- **What you should do**
Leave out the pictures and copy the remaining records exactly.

(Collected data entries)
☆ ☆ ☆

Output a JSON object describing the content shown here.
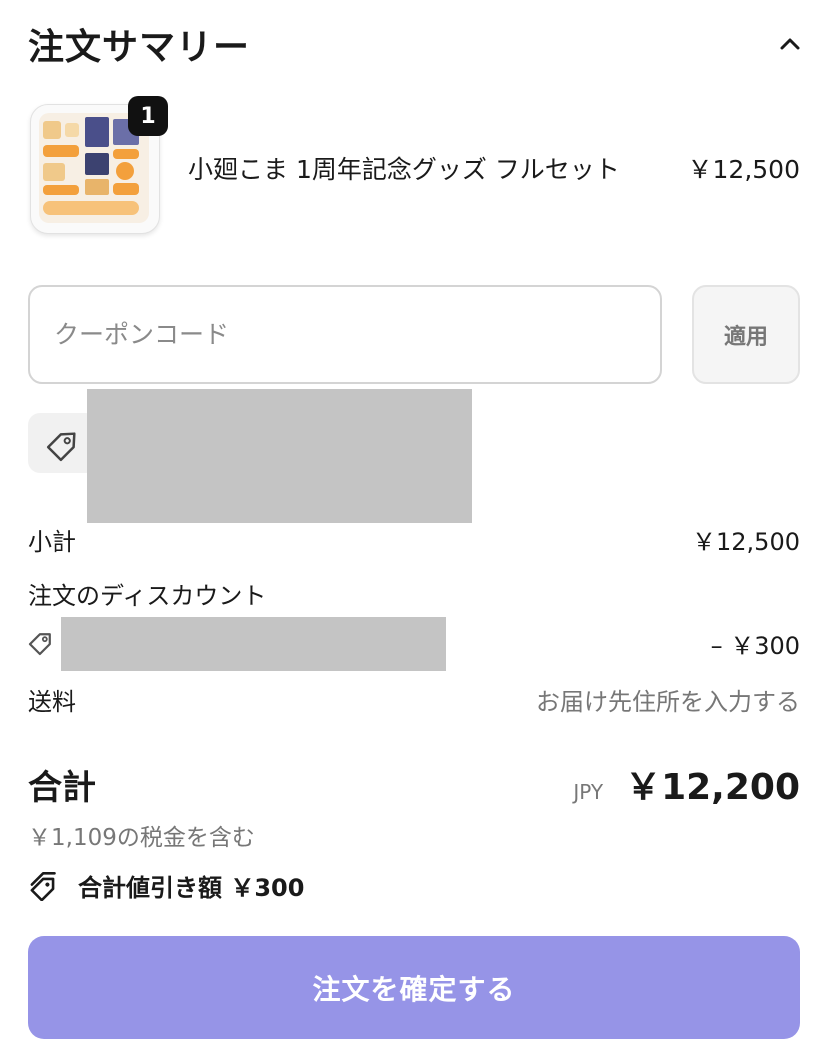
{
  "header": {
    "title": "注文サマリー"
  },
  "item": {
    "quantity": "1",
    "name": "小廻こま 1周年記念グッズ フルセット",
    "price": "￥12,500"
  },
  "coupon": {
    "placeholder": "クーポンコード",
    "apply_label": "適用"
  },
  "summary": {
    "subtotal_label": "小計",
    "subtotal_value": "￥12,500",
    "discount_label": "注文のディスカウント",
    "discount_value": "– ￥300",
    "shipping_label": "送料",
    "shipping_value": "お届け先住所を入力する"
  },
  "total": {
    "label": "合計",
    "currency": "JPY",
    "amount": "￥12,200",
    "tax_note": "￥1,109の税金を含む",
    "savings": "合計値引き額 ￥300"
  },
  "actions": {
    "confirm_label": "注文を確定する"
  },
  "colors": {
    "confirm_bg": "#9694e7",
    "muted_text": "#777777",
    "redacted": "#c4c4c4"
  },
  "icons": [
    "chevron-up-icon",
    "tag-icon",
    "tags-icon"
  ]
}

☆ ☆ ☆

- **Reply to the exercise**
Output a JSON object describing the content shown here.
{
  "header": {
    "title": "注文サマリー"
  },
  "item": {
    "quantity": "1",
    "name": "小廻こま 1周年記念グッズ フルセット",
    "price": "￥12,500"
  },
  "coupon": {
    "placeholder": "クーポンコード",
    "apply_label": "適用"
  },
  "summary": {
    "subtotal_label": "小計",
    "subtotal_value": "￥12,500",
    "discount_label": "注文のディスカウント",
    "discount_value": "– ￥300",
    "shipping_label": "送料",
    "shipping_value": "お届け先住所を入力する"
  },
  "total": {
    "label": "合計",
    "currency": "JPY",
    "amount": "￥12,200",
    "tax_note": "￥1,109の税金を含む",
    "savings": "合計値引き額 ￥300"
  },
  "actions": {
    "confirm_label": "注文を確定する"
  },
  "colors": {
    "confirm_bg": "#9694e7",
    "muted_text": "#777777",
    "redacted": "#c4c4c4"
  },
  "icons": [
    "chevron-up-icon",
    "tag-icon",
    "tags-icon"
  ]
}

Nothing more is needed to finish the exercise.